**THE DATA**:
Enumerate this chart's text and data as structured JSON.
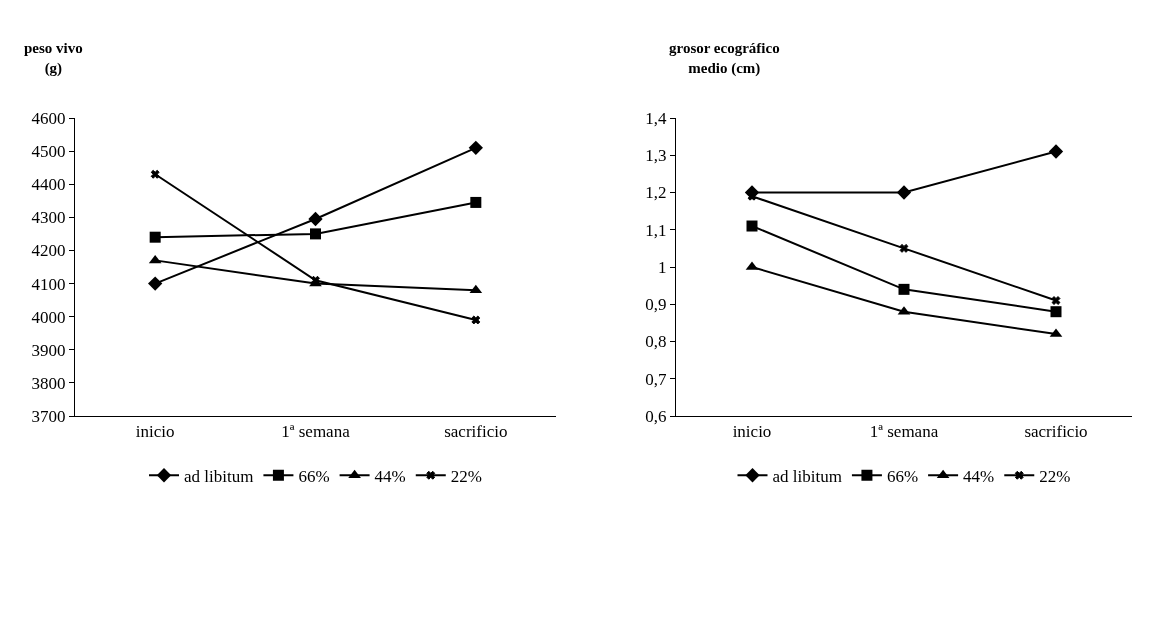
{
  "chart_data": [
    {
      "type": "line",
      "ylabel": "peso vivo\n(g)",
      "categories": [
        "inicio",
        "1ª semana",
        "sacrificio"
      ],
      "series": [
        {
          "name": "ad libitum",
          "color": "#000000",
          "marker": "diamond",
          "values": [
            4100,
            4295,
            4510
          ]
        },
        {
          "name": "66%",
          "color": "#000000",
          "marker": "square",
          "values": [
            4240,
            4250,
            4345
          ]
        },
        {
          "name": "44%",
          "color": "#000000",
          "marker": "triangle",
          "values": [
            4170,
            4100,
            4080
          ]
        },
        {
          "name": "22%",
          "color": "#000000",
          "marker": "cross",
          "values": [
            4430,
            4110,
            3990
          ]
        }
      ],
      "ylim": [
        3700,
        4600
      ],
      "yticks": [
        3700,
        3800,
        3900,
        4000,
        4100,
        4200,
        4300,
        4400,
        4500,
        4600
      ],
      "grid": false,
      "legend": "bottom"
    },
    {
      "type": "line",
      "ylabel": "grosor ecográfico\nmedio (cm)",
      "categories": [
        "inicio",
        "1ª semana",
        "sacrificio"
      ],
      "series": [
        {
          "name": "ad libitum",
          "color": "#000000",
          "marker": "diamond",
          "values": [
            1.2,
            1.2,
            1.31
          ]
        },
        {
          "name": "66%",
          "color": "#000000",
          "marker": "square",
          "values": [
            1.11,
            0.94,
            0.88
          ]
        },
        {
          "name": "44%",
          "color": "#000000",
          "marker": "triangle",
          "values": [
            1.0,
            0.88,
            0.82
          ]
        },
        {
          "name": "22%",
          "color": "#000000",
          "marker": "cross",
          "values": [
            1.19,
            1.05,
            0.91
          ]
        }
      ],
      "ylim": [
        0.6,
        1.4
      ],
      "yticks": [
        {
          "value": 0.6,
          "label": "0,6"
        },
        {
          "value": 0.7,
          "label": "0,7"
        },
        {
          "value": 0.8,
          "label": "0,8"
        },
        {
          "value": 0.9,
          "label": "0,9"
        },
        1,
        {
          "value": 1.1,
          "label": "1,1"
        },
        {
          "value": 1.2,
          "label": "1,2"
        },
        {
          "value": 1.3,
          "label": "1,3"
        },
        {
          "value": 1.4,
          "label": "1,4"
        }
      ],
      "grid": false,
      "legend": "bottom"
    }
  ]
}
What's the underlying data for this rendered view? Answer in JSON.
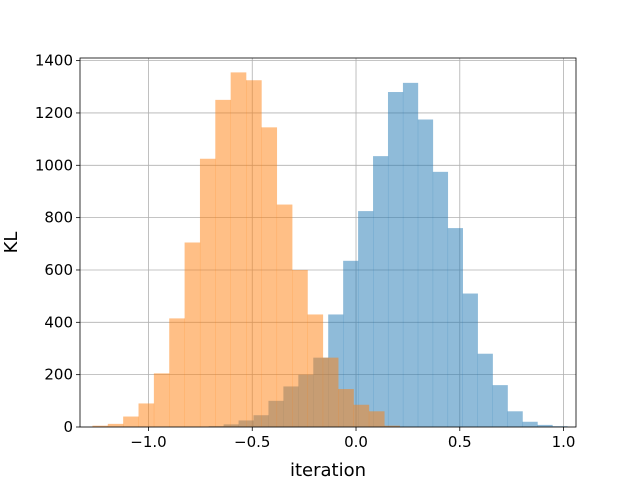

**GOAL**: Find every line that has "JSON" in it, then return those lines.

**RESPONSE TO THIS EXERCISE**:
Enumerate this chart's text and data as structured JSON.
What's the underlying data for this rendered view? Answer in JSON.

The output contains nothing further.